# DATA SUPPLIED:
- - - - -

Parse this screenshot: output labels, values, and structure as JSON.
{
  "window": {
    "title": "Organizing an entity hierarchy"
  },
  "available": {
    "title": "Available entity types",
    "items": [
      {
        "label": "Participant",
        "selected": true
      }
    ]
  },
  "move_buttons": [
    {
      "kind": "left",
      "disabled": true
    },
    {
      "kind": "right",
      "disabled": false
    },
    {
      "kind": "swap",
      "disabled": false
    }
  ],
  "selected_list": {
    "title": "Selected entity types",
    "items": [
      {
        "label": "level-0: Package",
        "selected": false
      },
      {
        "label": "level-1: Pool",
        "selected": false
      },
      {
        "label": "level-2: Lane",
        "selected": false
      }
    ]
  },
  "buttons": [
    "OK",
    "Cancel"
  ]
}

- - - - -

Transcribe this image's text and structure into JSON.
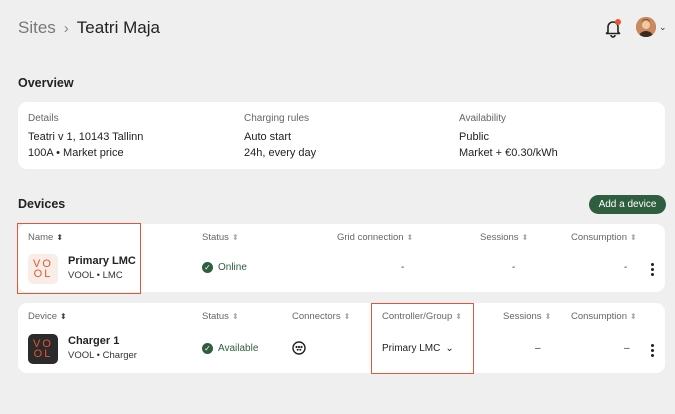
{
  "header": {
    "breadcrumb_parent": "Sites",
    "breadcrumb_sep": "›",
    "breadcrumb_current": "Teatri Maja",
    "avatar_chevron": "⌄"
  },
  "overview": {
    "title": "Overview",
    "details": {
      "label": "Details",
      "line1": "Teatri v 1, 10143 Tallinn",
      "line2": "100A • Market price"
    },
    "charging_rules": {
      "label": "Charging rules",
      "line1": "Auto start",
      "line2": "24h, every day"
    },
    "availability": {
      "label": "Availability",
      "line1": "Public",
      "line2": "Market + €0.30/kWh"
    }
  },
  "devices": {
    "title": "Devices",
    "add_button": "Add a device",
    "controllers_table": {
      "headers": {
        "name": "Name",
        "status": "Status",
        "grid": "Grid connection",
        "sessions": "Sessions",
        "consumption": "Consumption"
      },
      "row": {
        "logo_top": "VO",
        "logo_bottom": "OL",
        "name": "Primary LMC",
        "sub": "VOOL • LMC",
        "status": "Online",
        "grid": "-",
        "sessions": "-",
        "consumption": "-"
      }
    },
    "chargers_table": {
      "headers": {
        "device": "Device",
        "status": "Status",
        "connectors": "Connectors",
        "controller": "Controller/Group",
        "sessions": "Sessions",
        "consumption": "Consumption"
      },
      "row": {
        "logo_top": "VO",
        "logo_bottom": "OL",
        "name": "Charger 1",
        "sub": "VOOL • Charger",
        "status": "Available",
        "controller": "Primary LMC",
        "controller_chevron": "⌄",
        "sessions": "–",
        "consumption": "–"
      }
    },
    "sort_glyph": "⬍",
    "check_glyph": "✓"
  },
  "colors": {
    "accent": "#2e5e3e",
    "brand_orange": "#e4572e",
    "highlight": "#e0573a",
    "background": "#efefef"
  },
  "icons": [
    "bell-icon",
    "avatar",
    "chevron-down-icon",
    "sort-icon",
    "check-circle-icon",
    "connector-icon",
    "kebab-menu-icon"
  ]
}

- - - - -

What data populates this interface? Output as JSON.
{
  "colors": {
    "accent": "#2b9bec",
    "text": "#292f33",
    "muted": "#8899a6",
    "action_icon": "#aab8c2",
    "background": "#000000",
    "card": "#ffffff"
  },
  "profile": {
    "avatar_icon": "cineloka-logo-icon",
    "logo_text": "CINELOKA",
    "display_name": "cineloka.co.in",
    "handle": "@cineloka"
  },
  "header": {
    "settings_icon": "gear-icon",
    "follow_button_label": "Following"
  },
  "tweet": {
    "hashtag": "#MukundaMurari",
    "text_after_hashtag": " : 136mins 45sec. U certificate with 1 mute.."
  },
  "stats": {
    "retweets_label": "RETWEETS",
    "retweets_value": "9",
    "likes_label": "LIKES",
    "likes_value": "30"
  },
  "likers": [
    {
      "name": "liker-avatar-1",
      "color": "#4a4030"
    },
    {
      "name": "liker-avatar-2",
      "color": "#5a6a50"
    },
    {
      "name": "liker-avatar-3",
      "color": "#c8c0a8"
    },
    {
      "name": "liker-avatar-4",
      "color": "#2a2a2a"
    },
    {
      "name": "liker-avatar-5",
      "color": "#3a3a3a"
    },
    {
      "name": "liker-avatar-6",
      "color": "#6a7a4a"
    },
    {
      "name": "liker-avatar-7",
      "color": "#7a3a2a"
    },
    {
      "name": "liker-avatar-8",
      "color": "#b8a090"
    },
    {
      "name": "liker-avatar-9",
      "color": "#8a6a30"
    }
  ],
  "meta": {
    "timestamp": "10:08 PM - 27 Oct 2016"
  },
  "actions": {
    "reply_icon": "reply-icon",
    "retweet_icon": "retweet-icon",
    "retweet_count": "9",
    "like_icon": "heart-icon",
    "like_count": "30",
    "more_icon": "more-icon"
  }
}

- - - - -

# PROBLEM STATEMENT:
Consider the entries above and return each line with the string "level".

# CORRECT ANSWER:
        "label": "level-0: Package",
        "label": "level-1: Pool",
        "label": "level-2: Lane",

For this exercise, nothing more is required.